* [EXERCISE INSTRUCTIONS]: Exact repetition is required: output every record in full.

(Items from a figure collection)
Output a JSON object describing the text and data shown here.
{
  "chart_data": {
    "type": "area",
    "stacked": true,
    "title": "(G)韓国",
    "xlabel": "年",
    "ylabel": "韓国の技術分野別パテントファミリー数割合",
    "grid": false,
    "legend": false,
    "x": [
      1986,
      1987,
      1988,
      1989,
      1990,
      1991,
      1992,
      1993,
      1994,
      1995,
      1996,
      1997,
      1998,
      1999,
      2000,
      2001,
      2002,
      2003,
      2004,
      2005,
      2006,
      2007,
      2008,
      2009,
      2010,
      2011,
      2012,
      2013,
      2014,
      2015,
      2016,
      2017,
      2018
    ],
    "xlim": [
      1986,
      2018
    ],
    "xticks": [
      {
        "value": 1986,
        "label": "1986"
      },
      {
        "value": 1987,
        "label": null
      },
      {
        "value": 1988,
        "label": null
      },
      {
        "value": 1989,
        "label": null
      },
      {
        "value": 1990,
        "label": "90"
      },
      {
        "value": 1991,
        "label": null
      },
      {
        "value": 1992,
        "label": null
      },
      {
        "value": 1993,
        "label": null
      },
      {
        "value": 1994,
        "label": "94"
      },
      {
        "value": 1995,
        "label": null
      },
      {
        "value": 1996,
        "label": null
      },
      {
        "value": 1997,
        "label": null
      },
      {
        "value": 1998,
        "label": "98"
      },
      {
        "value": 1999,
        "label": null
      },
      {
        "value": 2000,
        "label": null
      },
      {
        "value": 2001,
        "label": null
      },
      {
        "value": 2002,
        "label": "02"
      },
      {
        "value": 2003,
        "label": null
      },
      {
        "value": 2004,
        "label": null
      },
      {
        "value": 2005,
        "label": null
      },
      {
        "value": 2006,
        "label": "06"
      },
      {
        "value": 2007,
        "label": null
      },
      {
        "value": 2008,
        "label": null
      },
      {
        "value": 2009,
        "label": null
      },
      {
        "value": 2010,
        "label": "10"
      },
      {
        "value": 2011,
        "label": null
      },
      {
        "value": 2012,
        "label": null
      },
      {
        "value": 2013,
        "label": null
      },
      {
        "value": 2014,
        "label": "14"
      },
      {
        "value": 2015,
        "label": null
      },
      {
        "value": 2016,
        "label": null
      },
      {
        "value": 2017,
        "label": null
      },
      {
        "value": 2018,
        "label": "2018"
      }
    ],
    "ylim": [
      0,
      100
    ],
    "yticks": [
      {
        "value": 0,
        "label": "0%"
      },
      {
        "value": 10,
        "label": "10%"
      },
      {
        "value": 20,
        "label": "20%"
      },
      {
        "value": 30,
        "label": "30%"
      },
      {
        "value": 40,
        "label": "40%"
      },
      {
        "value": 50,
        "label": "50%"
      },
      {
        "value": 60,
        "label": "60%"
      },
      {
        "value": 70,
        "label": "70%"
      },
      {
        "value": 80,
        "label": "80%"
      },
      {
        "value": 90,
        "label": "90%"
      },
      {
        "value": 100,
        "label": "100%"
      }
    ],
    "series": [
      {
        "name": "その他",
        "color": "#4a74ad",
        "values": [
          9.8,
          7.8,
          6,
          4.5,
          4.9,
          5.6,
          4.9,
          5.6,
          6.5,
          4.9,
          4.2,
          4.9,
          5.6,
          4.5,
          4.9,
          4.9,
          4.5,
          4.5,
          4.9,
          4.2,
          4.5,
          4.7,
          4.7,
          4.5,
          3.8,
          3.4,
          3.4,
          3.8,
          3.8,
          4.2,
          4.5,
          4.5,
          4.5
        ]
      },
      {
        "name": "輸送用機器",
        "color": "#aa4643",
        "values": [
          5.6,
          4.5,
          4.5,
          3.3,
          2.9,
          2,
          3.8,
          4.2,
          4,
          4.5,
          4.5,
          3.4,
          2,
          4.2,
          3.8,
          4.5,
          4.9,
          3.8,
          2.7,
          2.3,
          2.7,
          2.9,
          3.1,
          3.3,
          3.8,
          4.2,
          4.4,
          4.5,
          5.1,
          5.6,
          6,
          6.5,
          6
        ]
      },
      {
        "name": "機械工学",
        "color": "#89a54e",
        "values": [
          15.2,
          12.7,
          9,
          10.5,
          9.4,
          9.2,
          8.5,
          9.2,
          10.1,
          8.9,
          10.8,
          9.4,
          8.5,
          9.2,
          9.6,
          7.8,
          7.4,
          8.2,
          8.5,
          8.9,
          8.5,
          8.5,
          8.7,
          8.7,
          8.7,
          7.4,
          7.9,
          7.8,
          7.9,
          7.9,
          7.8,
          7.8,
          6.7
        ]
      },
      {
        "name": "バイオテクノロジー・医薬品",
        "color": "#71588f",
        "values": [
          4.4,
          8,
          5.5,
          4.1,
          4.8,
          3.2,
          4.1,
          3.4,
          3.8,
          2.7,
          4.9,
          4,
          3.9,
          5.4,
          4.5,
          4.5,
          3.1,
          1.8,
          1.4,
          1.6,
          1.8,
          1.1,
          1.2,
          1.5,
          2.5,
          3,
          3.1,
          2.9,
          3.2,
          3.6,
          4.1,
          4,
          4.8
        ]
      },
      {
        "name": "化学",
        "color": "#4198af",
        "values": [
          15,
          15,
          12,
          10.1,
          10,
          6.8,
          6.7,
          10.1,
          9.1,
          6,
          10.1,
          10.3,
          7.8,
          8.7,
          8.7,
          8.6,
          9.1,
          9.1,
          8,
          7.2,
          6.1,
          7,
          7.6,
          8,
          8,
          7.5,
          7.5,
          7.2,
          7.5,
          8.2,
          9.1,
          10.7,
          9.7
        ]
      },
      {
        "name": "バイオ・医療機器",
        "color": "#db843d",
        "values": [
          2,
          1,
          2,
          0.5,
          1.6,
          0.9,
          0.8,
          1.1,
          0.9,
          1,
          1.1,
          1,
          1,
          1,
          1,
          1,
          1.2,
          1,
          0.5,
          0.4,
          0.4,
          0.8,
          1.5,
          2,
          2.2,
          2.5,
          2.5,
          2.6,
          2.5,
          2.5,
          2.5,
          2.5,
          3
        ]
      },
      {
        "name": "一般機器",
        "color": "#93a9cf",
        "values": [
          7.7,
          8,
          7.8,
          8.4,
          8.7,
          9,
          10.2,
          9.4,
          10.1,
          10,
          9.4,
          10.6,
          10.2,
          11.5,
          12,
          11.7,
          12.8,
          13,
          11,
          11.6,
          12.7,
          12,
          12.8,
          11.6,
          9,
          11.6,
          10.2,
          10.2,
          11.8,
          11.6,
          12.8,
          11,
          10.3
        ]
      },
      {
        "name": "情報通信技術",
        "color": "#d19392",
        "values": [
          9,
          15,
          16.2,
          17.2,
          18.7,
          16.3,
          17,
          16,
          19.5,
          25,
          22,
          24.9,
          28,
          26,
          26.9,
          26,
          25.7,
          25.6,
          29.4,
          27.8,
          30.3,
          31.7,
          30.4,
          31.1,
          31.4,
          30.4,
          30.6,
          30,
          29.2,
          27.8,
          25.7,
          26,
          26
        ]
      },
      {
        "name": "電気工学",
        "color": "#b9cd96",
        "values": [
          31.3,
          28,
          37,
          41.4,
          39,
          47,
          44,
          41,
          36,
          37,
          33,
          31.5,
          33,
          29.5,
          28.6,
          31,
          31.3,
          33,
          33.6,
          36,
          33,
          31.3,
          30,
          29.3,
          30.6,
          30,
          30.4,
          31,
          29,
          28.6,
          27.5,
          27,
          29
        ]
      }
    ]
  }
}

* [ANSWER TO THE TASK]:
Output a JSON object describing the text and data shown here.
{
  "chart_data": {
    "type": "area",
    "stacked": true,
    "title": "(G)韓国",
    "xlabel": "年",
    "ylabel": "韓国の技術分野別パテントファミリー数割合",
    "grid": false,
    "legend": false,
    "x": [
      1986,
      1987,
      1988,
      1989,
      1990,
      1991,
      1992,
      1993,
      1994,
      1995,
      1996,
      1997,
      1998,
      1999,
      2000,
      2001,
      2002,
      2003,
      2004,
      2005,
      2006,
      2007,
      2008,
      2009,
      2010,
      2011,
      2012,
      2013,
      2014,
      2015,
      2016,
      2017,
      2018
    ],
    "xlim": [
      1986,
      2018
    ],
    "xticks": [
      {
        "value": 1986,
        "label": "1986"
      },
      {
        "value": 1987,
        "label": null
      },
      {
        "value": 1988,
        "label": null
      },
      {
        "value": 1989,
        "label": null
      },
      {
        "value": 1990,
        "label": "90"
      },
      {
        "value": 1991,
        "label": null
      },
      {
        "value": 1992,
        "label": null
      },
      {
        "value": 1993,
        "label": null
      },
      {
        "value": 1994,
        "label": "94"
      },
      {
        "value": 1995,
        "label": null
      },
      {
        "value": 1996,
        "label": null
      },
      {
        "value": 1997,
        "label": null
      },
      {
        "value": 1998,
        "label": "98"
      },
      {
        "value": 1999,
        "label": null
      },
      {
        "value": 2000,
        "label": null
      },
      {
        "value": 2001,
        "label": null
      },
      {
        "value": 2002,
        "label": "02"
      },
      {
        "value": 2003,
        "label": null
      },
      {
        "value": 2004,
        "label": null
      },
      {
        "value": 2005,
        "label": null
      },
      {
        "value": 2006,
        "label": "06"
      },
      {
        "value": 2007,
        "label": null
      },
      {
        "value": 2008,
        "label": null
      },
      {
        "value": 2009,
        "label": null
      },
      {
        "value": 2010,
        "label": "10"
      },
      {
        "value": 2011,
        "label": null
      },
      {
        "value": 2012,
        "label": null
      },
      {
        "value": 2013,
        "label": null
      },
      {
        "value": 2014,
        "label": "14"
      },
      {
        "value": 2015,
        "label": null
      },
      {
        "value": 2016,
        "label": null
      },
      {
        "value": 2017,
        "label": null
      },
      {
        "value": 2018,
        "label": "2018"
      }
    ],
    "ylim": [
      0,
      100
    ],
    "yticks": [
      {
        "value": 0,
        "label": "0%"
      },
      {
        "value": 10,
        "label": "10%"
      },
      {
        "value": 20,
        "label": "20%"
      },
      {
        "value": 30,
        "label": "30%"
      },
      {
        "value": 40,
        "label": "40%"
      },
      {
        "value": 50,
        "label": "50%"
      },
      {
        "value": 60,
        "label": "60%"
      },
      {
        "value": 70,
        "label": "70%"
      },
      {
        "value": 80,
        "label": "80%"
      },
      {
        "value": 90,
        "label": "90%"
      },
      {
        "value": 100,
        "label": "100%"
      }
    ],
    "series": [
      {
        "name": "その他",
        "color": "#4a74ad",
        "values": [
          9.8,
          7.8,
          6,
          4.5,
          4.9,
          5.6,
          4.9,
          5.6,
          6.5,
          4.9,
          4.2,
          4.9,
          5.6,
          4.5,
          4.9,
          4.9,
          4.5,
          4.5,
          4.9,
          4.2,
          4.5,
          4.7,
          4.7,
          4.5,
          3.8,
          3.4,
          3.4,
          3.8,
          3.8,
          4.2,
          4.5,
          4.5,
          4.5
        ]
      },
      {
        "name": "輸送用機器",
        "color": "#aa4643",
        "values": [
          5.6,
          4.5,
          4.5,
          3.3,
          2.9,
          2,
          3.8,
          4.2,
          4,
          4.5,
          4.5,
          3.4,
          2,
          4.2,
          3.8,
          4.5,
          4.9,
          3.8,
          2.7,
          2.3,
          2.7,
          2.9,
          3.1,
          3.3,
          3.8,
          4.2,
          4.4,
          4.5,
          5.1,
          5.6,
          6,
          6.5,
          6
        ]
      },
      {
        "name": "機械工学",
        "color": "#89a54e",
        "values": [
          15.2,
          12.7,
          9,
          10.5,
          9.4,
          9.2,
          8.5,
          9.2,
          10.1,
          8.9,
          10.8,
          9.4,
          8.5,
          9.2,
          9.6,
          7.8,
          7.4,
          8.2,
          8.5,
          8.9,
          8.5,
          8.5,
          8.7,
          8.7,
          8.7,
          7.4,
          7.9,
          7.8,
          7.9,
          7.9,
          7.8,
          7.8,
          6.7
        ]
      },
      {
        "name": "バイオテクノロジー・医薬品",
        "color": "#71588f",
        "values": [
          4.4,
          8,
          5.5,
          4.1,
          4.8,
          3.2,
          4.1,
          3.4,
          3.8,
          2.7,
          4.9,
          4,
          3.9,
          5.4,
          4.5,
          4.5,
          3.1,
          1.8,
          1.4,
          1.6,
          1.8,
          1.1,
          1.2,
          1.5,
          2.5,
          3,
          3.1,
          2.9,
          3.2,
          3.6,
          4.1,
          4,
          4.8
        ]
      },
      {
        "name": "化学",
        "color": "#4198af",
        "values": [
          15,
          15,
          12,
          10.1,
          10,
          6.8,
          6.7,
          10.1,
          9.1,
          6,
          10.1,
          10.3,
          7.8,
          8.7,
          8.7,
          8.6,
          9.1,
          9.1,
          8,
          7.2,
          6.1,
          7,
          7.6,
          8,
          8,
          7.5,
          7.5,
          7.2,
          7.5,
          8.2,
          9.1,
          10.7,
          9.7
        ]
      },
      {
        "name": "バイオ・医療機器",
        "color": "#db843d",
        "values": [
          2,
          1,
          2,
          0.5,
          1.6,
          0.9,
          0.8,
          1.1,
          0.9,
          1,
          1.1,
          1,
          1,
          1,
          1,
          1,
          1.2,
          1,
          0.5,
          0.4,
          0.4,
          0.8,
          1.5,
          2,
          2.2,
          2.5,
          2.5,
          2.6,
          2.5,
          2.5,
          2.5,
          2.5,
          3
        ]
      },
      {
        "name": "一般機器",
        "color": "#93a9cf",
        "values": [
          7.7,
          8,
          7.8,
          8.4,
          8.7,
          9,
          10.2,
          9.4,
          10.1,
          10,
          9.4,
          10.6,
          10.2,
          11.5,
          12,
          11.7,
          12.8,
          13,
          11,
          11.6,
          12.7,
          12,
          12.8,
          11.6,
          9,
          11.6,
          10.2,
          10.2,
          11.8,
          11.6,
          12.8,
          11,
          10.3
        ]
      },
      {
        "name": "情報通信技術",
        "color": "#d19392",
        "values": [
          9,
          15,
          16.2,
          17.2,
          18.7,
          16.3,
          17,
          16,
          19.5,
          25,
          22,
          24.9,
          28,
          26,
          26.9,
          26,
          25.7,
          25.6,
          29.4,
          27.8,
          30.3,
          31.7,
          30.4,
          31.1,
          31.4,
          30.4,
          30.6,
          30,
          29.2,
          27.8,
          25.7,
          26,
          26
        ]
      },
      {
        "name": "電気工学",
        "color": "#b9cd96",
        "values": [
          31.3,
          28,
          37,
          41.4,
          39,
          47,
          44,
          41,
          36,
          37,
          33,
          31.5,
          33,
          29.5,
          28.6,
          31,
          31.3,
          33,
          33.6,
          36,
          33,
          31.3,
          30,
          29.3,
          30.6,
          30,
          30.4,
          31,
          29,
          28.6,
          27.5,
          27,
          29
        ]
      }
    ]
  }
}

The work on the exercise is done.